Problem description.
It is required that all of the data be written out exactly.

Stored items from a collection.

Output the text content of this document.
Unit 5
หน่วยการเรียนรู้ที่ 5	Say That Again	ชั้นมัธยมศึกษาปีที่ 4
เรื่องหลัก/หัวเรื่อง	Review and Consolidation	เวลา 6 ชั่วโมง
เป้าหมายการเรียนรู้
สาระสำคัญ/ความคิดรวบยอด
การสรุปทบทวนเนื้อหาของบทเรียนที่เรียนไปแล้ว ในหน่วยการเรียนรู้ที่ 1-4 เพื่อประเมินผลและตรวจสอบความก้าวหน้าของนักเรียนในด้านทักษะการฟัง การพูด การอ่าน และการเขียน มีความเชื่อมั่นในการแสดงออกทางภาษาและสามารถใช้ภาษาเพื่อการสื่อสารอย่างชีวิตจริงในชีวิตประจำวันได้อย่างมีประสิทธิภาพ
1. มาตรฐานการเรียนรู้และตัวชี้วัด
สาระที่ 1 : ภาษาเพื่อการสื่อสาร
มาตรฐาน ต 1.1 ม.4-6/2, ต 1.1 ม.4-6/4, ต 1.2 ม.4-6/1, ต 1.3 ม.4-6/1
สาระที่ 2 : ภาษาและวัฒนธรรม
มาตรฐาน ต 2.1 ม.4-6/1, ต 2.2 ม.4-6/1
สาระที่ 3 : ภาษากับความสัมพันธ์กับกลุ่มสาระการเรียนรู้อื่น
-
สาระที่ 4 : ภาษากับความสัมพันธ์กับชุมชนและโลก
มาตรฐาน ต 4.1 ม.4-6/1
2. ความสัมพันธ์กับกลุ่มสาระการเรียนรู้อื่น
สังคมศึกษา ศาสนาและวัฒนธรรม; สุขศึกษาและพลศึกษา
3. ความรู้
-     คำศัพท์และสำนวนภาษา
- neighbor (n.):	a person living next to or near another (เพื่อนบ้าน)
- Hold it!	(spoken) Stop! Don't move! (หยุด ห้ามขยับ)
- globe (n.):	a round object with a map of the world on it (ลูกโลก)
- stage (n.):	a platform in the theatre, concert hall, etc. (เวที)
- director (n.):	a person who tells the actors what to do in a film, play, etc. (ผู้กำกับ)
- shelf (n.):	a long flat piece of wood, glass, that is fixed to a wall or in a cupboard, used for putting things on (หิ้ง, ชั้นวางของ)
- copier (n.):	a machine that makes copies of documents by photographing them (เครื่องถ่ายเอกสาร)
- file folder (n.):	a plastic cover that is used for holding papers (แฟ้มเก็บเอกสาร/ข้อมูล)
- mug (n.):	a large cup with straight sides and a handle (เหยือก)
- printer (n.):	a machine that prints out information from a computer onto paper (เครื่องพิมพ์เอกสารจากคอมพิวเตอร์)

Exercise response.
Output the text content of this document.
Unit 5
หน่วยการเรียนรู้ที่ 5	Say That Again	ชั้นมัธยมศึกษาปีที่ 4
เรื่องหลัก/หัวเรื่อง	Review and Consolidation	เวลา 6 ชั่วโมง
เป้าหมายการเรียนรู้
สาระสำคัญ/ความคิดรวบยอด
การสรุปทบทวนเนื้อหาของบทเรียนที่เรียนไปแล้ว ในหน่วยการเรียนรู้ที่ 1-4 เพื่อประเมินผลและตรวจสอบความก้าวหน้าของนักเรียนในด้านทักษะการฟัง การพูด การอ่าน และการเขียน มีความเชื่อมั่นในการแสดงออกทางภาษาและสามารถใช้ภาษาเพื่อการสื่อสารอย่างชีวิตจริงในชีวิตประจำวันได้อย่างมีประสิทธิภาพ
1. มาตรฐานการเรียนรู้และตัวชี้วัด
สาระที่ 1 : ภาษาเพื่อการสื่อสาร
มาตรฐาน ต 1.1 ม.4-6/2, ต 1.1 ม.4-6/4, ต 1.2 ม.4-6/1, ต 1.3 ม.4-6/1
สาระที่ 2 : ภาษาและวัฒนธรรม
มาตรฐาน ต 2.1 ม.4-6/1, ต 2.2 ม.4-6/1
สาระที่ 3 : ภาษากับความสัมพันธ์กับกลุ่มสาระการเรียนรู้อื่น
-
สาระที่ 4 : ภาษากับความสัมพันธ์กับชุมชนและโลก
มาตรฐาน ต 4.1 ม.4-6/1
2. ความสัมพันธ์กับกลุ่มสาระการเรียนรู้อื่น
สังคมศึกษา ศาสนาและวัฒนธรรม; สุขศึกษาและพลศึกษา
3. ความรู้
-     คำศัพท์และสำนวนภาษา
- neighbor (n.):	a person living next to or near another (เพื่อนบ้าน)
- Hold it!	(spoken) Stop! Don't move! (หยุด ห้ามขยับ)
- globe (n.):	a round object with a map of the world on it (ลูกโลก)
- stage (n.):	a platform in the theatre, concert hall, etc. (เวที)
- director (n.):	a person who tells the actors what to do in a film, play, etc. (ผู้กำกับ)
- shelf (n.):	a long flat piece of wood, glass, that is fixed to a wall or in a cupboard, used for putting things on (หิ้ง, ชั้นวางของ)
- copier (n.):	a machine that makes copies of documents by photographing them (เครื่องถ่ายเอกสาร)
- file folder (n.):	a plastic cover that is used for holding papers (แฟ้มเก็บเอกสาร/ข้อมูล)
- mug (n.):	a large cup with straight sides and a handle (เหยือก)
- printer (n.):	a machine that prints out information from a computer onto paper (เครื่องพิมพ์เอกสารจากคอมพิวเตอร์)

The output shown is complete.